▶ _Prompt_: Repeat exactly each line of the data provided below.

▶ _Stored data_:
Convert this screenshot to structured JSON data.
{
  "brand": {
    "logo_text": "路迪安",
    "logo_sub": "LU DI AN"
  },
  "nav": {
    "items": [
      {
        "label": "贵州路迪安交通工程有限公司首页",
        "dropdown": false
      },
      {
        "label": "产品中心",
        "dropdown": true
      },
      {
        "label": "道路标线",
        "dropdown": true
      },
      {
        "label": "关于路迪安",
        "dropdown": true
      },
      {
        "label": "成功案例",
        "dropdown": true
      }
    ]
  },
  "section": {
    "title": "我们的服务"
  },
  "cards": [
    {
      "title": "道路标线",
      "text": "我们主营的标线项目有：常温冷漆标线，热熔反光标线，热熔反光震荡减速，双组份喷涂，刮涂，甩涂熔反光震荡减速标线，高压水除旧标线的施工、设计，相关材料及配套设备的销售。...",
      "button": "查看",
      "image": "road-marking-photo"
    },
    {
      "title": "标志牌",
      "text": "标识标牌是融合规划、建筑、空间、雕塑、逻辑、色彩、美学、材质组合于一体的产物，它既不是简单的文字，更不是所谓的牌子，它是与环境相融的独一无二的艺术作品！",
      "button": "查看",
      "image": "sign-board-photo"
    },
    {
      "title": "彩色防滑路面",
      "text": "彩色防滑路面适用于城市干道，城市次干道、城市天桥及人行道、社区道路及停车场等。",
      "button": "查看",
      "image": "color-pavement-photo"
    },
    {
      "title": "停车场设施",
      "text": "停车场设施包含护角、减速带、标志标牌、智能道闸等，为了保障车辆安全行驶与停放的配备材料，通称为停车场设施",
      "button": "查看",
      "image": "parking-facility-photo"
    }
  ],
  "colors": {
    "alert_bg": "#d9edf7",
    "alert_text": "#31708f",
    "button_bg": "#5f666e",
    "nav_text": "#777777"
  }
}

▶ _Written response_:
Convert this screenshot to structured JSON data.
{
  "brand": {
    "logo_text": "路迪安",
    "logo_sub": "LU DI AN"
  },
  "nav": {
    "items": [
      {
        "label": "贵州路迪安交通工程有限公司首页",
        "dropdown": false
      },
      {
        "label": "产品中心",
        "dropdown": true
      },
      {
        "label": "道路标线",
        "dropdown": true
      },
      {
        "label": "关于路迪安",
        "dropdown": true
      },
      {
        "label": "成功案例",
        "dropdown": true
      }
    ]
  },
  "section": {
    "title": "我们的服务"
  },
  "cards": [
    {
      "title": "道路标线",
      "text": "我们主营的标线项目有：常温冷漆标线，热熔反光标线，热熔反光震荡减速，双组份喷涂，刮涂，甩涂熔反光震荡减速标线，高压水除旧标线的施工、设计，相关材料及配套设备的销售。...",
      "button": "查看",
      "image": "road-marking-photo"
    },
    {
      "title": "标志牌",
      "text": "标识标牌是融合规划、建筑、空间、雕塑、逻辑、色彩、美学、材质组合于一体的产物，它既不是简单的文字，更不是所谓的牌子，它是与环境相融的独一无二的艺术作品！",
      "button": "查看",
      "image": "sign-board-photo"
    },
    {
      "title": "彩色防滑路面",
      "text": "彩色防滑路面适用于城市干道，城市次干道、城市天桥及人行道、社区道路及停车场等。",
      "button": "查看",
      "image": "color-pavement-photo"
    },
    {
      "title": "停车场设施",
      "text": "停车场设施包含护角、减速带、标志标牌、智能道闸等，为了保障车辆安全行驶与停放的配备材料，通称为停车场设施",
      "button": "查看",
      "image": "parking-facility-photo"
    }
  ],
  "colors": {
    "alert_bg": "#d9edf7",
    "alert_text": "#31708f",
    "button_bg": "#5f666e",
    "nav_text": "#777777"
  }
}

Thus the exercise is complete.